* TASK STATEMENT
List each line of the data that holds the word "legend".
========================================================================
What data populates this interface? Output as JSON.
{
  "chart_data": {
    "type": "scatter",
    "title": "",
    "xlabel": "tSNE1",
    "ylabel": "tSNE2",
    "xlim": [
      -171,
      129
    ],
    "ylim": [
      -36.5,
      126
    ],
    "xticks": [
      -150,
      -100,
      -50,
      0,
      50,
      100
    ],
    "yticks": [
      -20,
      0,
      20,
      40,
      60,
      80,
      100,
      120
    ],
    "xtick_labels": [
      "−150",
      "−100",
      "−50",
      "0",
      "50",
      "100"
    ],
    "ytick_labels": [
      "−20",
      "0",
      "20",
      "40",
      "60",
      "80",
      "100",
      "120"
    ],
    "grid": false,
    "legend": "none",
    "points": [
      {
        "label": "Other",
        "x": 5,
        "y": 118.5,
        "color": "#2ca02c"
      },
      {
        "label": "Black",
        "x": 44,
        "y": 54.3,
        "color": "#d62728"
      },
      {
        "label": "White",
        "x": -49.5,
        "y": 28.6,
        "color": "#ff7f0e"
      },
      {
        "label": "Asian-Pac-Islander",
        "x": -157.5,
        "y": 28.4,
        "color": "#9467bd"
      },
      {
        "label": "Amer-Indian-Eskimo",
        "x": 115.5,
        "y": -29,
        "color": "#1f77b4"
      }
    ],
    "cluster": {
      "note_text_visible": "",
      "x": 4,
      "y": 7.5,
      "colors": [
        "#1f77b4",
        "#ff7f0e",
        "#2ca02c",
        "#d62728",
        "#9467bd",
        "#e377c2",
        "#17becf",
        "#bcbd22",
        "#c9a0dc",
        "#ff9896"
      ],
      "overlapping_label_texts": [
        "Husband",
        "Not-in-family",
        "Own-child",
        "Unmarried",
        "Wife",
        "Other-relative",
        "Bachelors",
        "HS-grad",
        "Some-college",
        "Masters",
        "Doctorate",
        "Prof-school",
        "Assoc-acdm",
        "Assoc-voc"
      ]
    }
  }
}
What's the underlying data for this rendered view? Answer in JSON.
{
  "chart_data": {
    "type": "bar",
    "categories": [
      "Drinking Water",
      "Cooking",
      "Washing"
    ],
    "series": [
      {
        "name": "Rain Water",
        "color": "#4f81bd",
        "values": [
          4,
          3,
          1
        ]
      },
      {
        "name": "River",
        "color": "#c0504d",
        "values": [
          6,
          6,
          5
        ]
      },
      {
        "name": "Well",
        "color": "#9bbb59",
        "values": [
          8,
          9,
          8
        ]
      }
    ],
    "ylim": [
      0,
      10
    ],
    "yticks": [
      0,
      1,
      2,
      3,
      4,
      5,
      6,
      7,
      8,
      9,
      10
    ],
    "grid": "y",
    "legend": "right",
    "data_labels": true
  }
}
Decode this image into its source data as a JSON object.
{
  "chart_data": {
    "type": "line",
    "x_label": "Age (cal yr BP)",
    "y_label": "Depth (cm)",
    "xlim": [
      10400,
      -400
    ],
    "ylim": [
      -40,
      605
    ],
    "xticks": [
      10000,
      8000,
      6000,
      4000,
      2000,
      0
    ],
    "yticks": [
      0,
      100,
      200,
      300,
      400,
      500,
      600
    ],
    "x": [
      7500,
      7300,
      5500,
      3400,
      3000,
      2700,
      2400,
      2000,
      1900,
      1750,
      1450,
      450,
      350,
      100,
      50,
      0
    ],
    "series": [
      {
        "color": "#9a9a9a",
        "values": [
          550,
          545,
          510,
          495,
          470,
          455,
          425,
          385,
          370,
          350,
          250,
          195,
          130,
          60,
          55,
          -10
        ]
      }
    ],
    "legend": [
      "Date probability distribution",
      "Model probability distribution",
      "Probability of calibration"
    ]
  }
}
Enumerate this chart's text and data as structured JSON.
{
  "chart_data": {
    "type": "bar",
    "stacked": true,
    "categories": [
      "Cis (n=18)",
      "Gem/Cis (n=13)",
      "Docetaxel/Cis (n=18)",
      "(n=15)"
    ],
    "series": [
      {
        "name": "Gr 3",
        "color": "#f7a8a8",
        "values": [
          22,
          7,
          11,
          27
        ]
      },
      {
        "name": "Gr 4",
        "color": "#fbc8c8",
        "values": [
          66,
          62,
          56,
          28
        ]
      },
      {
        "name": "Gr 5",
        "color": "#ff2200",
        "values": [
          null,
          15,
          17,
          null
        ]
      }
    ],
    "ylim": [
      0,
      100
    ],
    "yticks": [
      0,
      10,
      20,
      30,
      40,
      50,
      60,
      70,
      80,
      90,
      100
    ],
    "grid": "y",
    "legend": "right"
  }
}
========================================================================
* ANSWER TO THIS EXERCISE
    "legend": "none",
    "legend": "right",
    "legend": [
    "legend": "right"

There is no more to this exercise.